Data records
__________________________________________________

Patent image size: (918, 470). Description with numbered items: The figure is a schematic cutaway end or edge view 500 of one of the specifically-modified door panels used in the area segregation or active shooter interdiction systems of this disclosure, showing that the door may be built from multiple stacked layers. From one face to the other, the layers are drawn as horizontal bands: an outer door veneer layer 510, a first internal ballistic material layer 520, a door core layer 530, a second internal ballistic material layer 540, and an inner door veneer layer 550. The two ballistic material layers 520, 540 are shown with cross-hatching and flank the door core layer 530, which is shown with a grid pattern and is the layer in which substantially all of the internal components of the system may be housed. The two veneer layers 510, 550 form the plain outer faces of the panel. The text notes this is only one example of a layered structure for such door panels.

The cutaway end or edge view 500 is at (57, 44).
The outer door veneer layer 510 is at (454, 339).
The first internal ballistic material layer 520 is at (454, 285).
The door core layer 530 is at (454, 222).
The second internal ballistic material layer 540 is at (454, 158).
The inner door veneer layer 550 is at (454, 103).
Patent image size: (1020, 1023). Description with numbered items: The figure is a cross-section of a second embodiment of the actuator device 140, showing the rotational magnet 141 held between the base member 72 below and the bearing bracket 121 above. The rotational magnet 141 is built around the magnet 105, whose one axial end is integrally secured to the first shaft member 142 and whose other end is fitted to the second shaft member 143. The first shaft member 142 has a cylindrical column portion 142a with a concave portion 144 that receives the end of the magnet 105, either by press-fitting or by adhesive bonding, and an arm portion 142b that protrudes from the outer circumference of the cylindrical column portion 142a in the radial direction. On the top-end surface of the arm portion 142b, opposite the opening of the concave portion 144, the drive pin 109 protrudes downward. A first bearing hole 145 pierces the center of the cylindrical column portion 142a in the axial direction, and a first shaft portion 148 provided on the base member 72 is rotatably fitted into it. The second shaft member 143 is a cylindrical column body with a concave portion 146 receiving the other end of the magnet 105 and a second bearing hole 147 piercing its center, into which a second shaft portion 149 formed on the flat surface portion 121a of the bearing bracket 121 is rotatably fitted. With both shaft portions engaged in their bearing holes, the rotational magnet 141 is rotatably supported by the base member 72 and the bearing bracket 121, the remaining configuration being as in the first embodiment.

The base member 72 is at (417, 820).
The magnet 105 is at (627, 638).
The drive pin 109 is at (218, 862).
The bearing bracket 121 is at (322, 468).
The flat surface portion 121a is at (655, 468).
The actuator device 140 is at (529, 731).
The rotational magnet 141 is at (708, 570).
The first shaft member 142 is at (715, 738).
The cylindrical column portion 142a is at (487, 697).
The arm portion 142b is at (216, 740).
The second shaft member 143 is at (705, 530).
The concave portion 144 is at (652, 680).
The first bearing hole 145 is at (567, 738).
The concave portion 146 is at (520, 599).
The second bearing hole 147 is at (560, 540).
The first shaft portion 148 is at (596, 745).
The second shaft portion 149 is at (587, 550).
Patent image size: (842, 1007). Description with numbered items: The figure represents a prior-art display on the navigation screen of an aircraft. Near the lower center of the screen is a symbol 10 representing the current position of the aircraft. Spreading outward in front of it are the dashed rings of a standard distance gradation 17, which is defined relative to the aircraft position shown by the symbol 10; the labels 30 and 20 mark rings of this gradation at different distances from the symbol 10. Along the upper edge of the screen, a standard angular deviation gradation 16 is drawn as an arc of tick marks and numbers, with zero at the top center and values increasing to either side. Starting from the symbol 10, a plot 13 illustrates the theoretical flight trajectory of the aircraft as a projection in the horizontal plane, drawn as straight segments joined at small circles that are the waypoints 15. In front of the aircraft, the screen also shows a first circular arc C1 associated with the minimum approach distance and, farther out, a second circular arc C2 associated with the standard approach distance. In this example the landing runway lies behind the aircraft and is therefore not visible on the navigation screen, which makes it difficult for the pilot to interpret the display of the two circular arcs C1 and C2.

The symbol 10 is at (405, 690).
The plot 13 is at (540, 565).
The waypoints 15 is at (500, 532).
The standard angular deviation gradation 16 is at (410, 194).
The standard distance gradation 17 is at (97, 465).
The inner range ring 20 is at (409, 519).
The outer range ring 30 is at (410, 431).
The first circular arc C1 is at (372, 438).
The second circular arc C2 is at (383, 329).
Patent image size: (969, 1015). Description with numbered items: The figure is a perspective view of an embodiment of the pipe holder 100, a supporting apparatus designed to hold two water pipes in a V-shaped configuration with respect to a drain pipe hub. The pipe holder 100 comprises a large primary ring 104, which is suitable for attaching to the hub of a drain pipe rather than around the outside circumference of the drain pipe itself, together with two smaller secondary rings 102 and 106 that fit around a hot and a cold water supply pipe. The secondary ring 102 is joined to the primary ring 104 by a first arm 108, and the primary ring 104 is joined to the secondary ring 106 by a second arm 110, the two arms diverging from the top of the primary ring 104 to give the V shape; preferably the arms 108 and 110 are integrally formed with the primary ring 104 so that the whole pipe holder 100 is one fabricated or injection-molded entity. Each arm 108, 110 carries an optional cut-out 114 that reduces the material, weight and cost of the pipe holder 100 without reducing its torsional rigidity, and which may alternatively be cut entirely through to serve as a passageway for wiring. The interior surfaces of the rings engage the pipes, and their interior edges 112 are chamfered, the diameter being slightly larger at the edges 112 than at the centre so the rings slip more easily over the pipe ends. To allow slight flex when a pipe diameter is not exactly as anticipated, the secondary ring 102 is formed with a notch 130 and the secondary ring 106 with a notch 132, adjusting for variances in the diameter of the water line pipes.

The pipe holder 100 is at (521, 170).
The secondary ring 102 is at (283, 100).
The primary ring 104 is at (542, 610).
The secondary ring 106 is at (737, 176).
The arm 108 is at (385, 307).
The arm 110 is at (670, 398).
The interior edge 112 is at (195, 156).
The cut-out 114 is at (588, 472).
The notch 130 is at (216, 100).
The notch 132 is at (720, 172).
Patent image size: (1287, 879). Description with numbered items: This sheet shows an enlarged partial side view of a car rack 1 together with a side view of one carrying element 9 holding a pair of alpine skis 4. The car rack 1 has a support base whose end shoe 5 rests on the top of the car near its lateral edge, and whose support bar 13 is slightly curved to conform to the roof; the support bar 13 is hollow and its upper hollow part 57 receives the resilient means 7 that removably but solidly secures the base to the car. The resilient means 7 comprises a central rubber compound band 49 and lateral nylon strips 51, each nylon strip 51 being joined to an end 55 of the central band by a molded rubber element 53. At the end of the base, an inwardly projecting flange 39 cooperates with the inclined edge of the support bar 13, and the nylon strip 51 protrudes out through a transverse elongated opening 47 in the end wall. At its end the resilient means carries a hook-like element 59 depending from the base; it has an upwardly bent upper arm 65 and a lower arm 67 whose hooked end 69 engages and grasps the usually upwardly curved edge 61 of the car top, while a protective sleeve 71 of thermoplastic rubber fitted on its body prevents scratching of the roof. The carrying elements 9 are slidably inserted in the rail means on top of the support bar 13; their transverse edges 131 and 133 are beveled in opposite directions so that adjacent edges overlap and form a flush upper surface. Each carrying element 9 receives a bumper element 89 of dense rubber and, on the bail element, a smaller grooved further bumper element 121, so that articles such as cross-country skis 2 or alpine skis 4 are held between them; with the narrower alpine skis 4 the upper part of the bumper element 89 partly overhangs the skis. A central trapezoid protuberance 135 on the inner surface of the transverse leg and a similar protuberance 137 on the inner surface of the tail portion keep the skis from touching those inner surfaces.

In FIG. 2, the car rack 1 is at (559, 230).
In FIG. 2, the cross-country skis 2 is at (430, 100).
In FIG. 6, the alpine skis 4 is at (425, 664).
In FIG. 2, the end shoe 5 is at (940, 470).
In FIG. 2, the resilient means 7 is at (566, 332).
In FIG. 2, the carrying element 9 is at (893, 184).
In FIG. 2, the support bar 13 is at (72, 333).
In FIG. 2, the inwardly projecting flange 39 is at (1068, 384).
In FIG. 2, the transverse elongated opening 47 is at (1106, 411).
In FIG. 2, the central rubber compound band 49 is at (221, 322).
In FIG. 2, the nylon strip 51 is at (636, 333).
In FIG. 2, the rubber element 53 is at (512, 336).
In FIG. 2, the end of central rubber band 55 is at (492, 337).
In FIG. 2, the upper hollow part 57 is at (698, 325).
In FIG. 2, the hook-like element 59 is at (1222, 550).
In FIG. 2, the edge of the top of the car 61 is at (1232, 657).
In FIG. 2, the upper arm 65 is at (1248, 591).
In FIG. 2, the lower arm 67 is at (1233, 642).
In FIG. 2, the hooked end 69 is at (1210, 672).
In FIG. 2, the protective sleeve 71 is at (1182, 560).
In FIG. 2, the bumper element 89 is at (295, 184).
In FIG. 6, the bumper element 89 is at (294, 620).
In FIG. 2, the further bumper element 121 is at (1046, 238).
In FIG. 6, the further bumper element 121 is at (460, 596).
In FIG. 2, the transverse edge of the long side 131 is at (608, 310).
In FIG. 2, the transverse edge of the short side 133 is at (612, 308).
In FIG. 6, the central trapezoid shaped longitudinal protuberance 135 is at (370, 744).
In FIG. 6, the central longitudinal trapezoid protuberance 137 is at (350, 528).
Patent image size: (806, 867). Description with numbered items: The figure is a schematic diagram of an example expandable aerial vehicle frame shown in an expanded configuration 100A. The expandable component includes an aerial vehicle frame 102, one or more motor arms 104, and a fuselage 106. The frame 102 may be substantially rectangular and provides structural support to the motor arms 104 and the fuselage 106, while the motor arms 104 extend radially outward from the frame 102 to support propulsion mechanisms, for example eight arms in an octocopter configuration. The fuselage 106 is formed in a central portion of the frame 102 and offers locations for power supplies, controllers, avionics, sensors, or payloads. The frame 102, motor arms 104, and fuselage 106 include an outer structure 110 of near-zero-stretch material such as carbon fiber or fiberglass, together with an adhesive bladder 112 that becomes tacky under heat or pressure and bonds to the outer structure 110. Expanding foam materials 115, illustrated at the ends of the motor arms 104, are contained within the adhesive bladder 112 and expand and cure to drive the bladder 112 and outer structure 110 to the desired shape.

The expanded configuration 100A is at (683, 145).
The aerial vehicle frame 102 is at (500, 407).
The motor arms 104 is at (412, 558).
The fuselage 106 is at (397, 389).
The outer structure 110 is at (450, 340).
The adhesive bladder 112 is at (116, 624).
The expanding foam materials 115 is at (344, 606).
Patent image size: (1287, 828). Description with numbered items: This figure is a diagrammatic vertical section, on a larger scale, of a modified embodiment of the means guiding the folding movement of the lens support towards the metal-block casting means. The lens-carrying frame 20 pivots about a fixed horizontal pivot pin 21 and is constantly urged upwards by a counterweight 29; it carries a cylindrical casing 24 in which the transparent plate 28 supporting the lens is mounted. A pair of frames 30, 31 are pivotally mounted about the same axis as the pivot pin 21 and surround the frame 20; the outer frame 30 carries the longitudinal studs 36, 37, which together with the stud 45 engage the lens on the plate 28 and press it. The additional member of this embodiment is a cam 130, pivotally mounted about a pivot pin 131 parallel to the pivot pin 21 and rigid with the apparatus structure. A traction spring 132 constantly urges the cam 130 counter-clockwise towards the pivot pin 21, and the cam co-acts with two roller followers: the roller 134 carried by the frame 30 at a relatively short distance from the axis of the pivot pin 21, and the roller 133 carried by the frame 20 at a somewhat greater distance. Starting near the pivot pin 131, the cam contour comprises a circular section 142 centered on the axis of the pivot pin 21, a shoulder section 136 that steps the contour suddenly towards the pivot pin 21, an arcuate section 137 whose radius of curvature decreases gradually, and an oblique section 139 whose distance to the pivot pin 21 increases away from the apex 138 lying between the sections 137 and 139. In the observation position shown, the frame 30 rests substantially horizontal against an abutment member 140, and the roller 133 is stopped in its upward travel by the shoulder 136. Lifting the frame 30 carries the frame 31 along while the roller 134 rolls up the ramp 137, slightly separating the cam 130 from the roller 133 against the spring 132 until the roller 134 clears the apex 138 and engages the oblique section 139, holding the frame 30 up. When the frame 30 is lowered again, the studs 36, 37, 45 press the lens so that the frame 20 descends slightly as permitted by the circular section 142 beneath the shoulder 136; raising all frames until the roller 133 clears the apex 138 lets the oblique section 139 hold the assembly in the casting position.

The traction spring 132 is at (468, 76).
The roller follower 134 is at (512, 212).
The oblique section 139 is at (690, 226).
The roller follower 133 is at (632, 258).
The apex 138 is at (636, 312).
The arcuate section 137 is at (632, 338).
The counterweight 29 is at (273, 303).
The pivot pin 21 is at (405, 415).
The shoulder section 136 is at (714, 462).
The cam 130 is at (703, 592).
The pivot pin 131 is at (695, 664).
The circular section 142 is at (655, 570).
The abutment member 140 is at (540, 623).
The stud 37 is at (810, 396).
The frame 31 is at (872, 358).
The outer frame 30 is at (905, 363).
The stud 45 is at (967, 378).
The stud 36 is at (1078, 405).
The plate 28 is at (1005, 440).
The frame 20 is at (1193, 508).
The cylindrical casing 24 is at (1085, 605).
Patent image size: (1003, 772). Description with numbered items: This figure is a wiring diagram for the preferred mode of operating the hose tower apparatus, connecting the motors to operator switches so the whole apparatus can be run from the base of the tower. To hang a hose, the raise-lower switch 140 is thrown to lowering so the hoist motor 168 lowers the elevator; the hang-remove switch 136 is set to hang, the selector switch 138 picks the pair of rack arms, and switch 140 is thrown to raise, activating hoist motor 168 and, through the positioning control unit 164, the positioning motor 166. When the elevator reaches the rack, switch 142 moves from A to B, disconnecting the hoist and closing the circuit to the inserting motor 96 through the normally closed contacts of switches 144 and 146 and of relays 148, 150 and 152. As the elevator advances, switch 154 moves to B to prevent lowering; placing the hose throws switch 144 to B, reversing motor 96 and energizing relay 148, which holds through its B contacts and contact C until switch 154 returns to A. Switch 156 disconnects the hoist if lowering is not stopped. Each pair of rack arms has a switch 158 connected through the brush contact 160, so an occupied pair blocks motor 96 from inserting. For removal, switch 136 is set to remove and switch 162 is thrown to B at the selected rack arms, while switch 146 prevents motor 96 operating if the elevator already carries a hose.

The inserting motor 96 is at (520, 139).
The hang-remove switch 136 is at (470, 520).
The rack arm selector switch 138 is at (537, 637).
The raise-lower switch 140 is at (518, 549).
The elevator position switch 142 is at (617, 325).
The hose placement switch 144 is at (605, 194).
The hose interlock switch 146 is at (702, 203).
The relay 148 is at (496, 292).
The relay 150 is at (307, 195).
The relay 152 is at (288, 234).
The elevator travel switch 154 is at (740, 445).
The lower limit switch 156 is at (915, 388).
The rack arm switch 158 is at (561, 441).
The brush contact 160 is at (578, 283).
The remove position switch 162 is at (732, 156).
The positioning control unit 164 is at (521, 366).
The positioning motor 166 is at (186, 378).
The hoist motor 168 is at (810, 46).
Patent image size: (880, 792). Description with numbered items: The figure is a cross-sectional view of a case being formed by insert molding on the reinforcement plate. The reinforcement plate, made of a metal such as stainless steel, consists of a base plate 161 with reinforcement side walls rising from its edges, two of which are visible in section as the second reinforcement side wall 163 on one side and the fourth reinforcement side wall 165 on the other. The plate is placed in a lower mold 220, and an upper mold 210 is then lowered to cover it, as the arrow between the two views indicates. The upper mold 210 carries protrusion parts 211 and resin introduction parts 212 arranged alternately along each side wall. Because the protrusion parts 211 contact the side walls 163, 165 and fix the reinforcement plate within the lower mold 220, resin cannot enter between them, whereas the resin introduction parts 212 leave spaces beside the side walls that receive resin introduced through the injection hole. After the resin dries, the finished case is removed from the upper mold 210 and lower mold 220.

__________________________________________________

Exercise:
Can you copy out everything in the records from the line containing "Patent image size: (842, 1007)." down to the line containing "The second circular arc C2 is at (383, 329).", word for word?

Response to the task:
Patent image size: (842, 1007). Description with numbered items: The figure represents a prior-art display on the navigation screen of an aircraft. Near the lower center of the screen is a symbol 10 representing the current position of the aircraft. Spreading outward in front of it are the dashed rings of a standard distance gradation 17, which is defined relative to the aircraft position shown by the symbol 10; the labels 30 and 20 mark rings of this gradation at different distances from the symbol 10. Along the upper edge of the screen, a standard angular deviation gradation 16 is drawn as an arc of tick marks and numbers, with zero at the top center and values increasing to either side. Starting from the symbol 10, a plot 13 illustrates the theoretical flight trajectory of the aircraft as a projection in the horizontal plane, drawn as straight segments joined at small circles that are the waypoints 15. In front of the aircraft, the screen also shows a first circular arc C1 associated with the minimum approach distance and, farther out, a second circular arc C2 associated with the standard approach distance. In this example the landing runway lies behind the aircraft and is therefore not visible on the navigation screen, which makes it difficult for the pilot to interpret the display of the two circular arcs C1 and C2.

The symbol 10 is at (405, 690).
The plot 13 is at (540, 565).
The waypoints 15 is at (500, 532).
The standard angular deviation gradation 16 is at (410, 194).
The standard distance gradation 17 is at (97, 465).
The inner range ring 20 is at (409, 519).
The outer range ring 30 is at (410, 431).
The first circular arc C1 is at (372, 438).
The second circular arc C2 is at (383, 329).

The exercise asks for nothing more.